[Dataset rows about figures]
>>>
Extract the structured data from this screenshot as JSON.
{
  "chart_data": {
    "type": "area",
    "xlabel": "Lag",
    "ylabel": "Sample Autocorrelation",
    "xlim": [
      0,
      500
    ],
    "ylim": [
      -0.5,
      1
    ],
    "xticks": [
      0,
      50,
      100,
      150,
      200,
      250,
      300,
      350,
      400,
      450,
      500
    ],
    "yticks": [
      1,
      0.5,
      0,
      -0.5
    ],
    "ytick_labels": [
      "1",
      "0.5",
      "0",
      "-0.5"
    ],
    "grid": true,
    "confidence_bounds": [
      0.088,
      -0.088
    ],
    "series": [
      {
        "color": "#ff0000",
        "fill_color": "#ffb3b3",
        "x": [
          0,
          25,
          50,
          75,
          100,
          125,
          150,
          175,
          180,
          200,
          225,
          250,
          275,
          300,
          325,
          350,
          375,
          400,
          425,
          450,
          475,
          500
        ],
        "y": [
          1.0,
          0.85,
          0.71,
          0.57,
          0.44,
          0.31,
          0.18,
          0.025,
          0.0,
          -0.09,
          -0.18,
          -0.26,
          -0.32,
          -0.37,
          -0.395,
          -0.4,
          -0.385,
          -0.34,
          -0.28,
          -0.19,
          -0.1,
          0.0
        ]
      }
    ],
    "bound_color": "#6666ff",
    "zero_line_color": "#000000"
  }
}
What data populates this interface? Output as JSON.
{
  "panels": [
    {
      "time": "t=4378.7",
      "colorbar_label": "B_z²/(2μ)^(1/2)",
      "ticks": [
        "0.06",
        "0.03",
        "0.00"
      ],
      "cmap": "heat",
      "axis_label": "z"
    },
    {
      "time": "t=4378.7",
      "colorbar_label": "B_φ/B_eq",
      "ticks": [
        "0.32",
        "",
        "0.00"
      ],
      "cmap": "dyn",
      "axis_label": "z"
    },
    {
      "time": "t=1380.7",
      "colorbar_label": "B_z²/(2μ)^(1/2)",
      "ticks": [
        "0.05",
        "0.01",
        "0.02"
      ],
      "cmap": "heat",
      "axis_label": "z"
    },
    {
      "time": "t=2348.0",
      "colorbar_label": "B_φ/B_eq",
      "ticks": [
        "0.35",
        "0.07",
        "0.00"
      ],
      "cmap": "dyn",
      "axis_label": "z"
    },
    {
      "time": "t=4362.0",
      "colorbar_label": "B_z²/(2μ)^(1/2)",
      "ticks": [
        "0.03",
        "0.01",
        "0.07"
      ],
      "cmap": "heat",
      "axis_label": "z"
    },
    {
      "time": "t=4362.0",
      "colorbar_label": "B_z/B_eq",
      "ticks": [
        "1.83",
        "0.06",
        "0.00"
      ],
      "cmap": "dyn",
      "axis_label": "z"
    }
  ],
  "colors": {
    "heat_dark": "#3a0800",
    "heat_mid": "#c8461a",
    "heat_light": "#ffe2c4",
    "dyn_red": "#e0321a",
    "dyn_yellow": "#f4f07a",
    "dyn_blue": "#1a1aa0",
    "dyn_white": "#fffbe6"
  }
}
<<<
Go through the data and count each line that has the word "JSON", then give the total alone.

2